TEXT PASSAGE:
□ □ □ □ □
# Typesense: Design

## Motivation

Typesense's design is motivated by the following considerations:

- **Simplicity:** Typesense has to be super simple to set-up and get started with. The default configuration 
*should just work* for the common search use cases.
- **Typo-tolerance out-of-the-box:** Currently, it's not at all easy to build a typo-tolerant search using existing 
systems without a considerable speed/memory penalty. This has to change, given how common typographic errors are 
in the real-world.
- **In-memory:** All primary data structures would be in-memory, with the disk being used only for durability and for 
fetching large, unindexed fields.
- **Optimize for reads over writes:** A typical search engine is written once and read many times. The system should be 
cognizant of this read/write pattern.
- **Fast, without sacrificing relevance:** While speed is important, one cannot compromise on the quality of results 
returned. Remember that the average reaction time for humans is 200ms to a visual stimulus.
- **Laser focused on search:** While there might be some overlap with what a relational database does, strive to focus 
primarily on search, instead of becoming a generalized data store with a complex query language.
- **Availability over consistency**: In the event of a partition failure, it's better to give slightly stale search 
results, than being unavailable. This is alright, given the inherent asynchronous nature of the indexing process.
□ □ □ □ □
DATA EXCERPT:
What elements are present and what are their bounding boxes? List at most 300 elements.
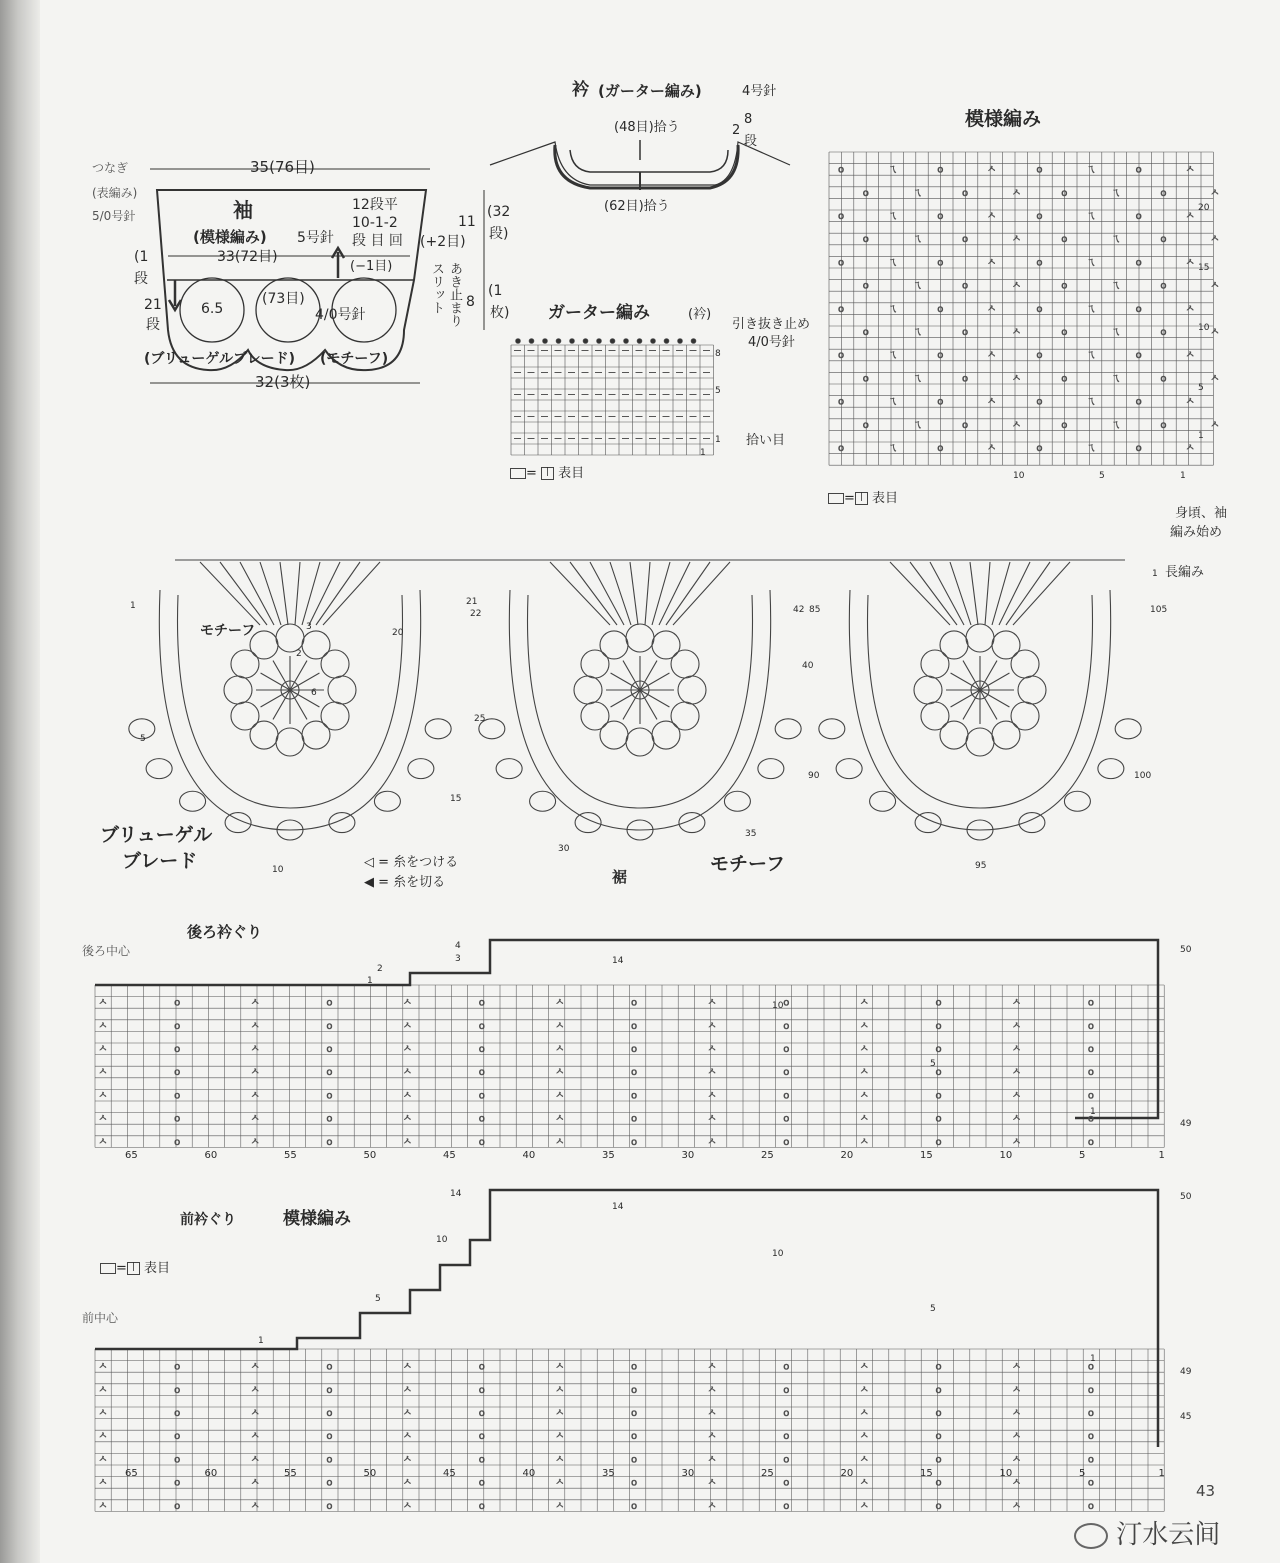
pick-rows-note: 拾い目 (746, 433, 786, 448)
□ □ □ □ □
INSTRUCTIONS:
1) According to the Typesense design text, what is the average human reaction time to a visual stimulus?
2) In the Typesense design text, translate the sentence "A typical search engine is written once and read many times." into French.
3) Reproduce the Typesense design text without alteration, beginning at the words "- **In-memory:** All" and stopping after "complex query language.".

EXPECTED ANSWERS:
1) 200ms

2) Un moteur de recherche typique est écrit une fois et lu de nombreuses fois.

3)
- **In-memory:** All primary data structures would be in-memory, with the disk being used only for durability and for 
fetching large, unindexed fields.
- **Optimize for reads over writes:** A typical search engine is written once and read many times. The system should be 
cognizant of this read/write pattern.
- **Fast, without sacrificing relevance:** While speed is important, one cannot compromise on the quality of results 
returned. Remember that the average reaction time for humans is 200ms to a visual stimulus.
- **Laser focused on search:** While there might be some overlap with what a relational database does, strive to focus 
primarily on search, instead of becoming a generalized data store with a complex query language.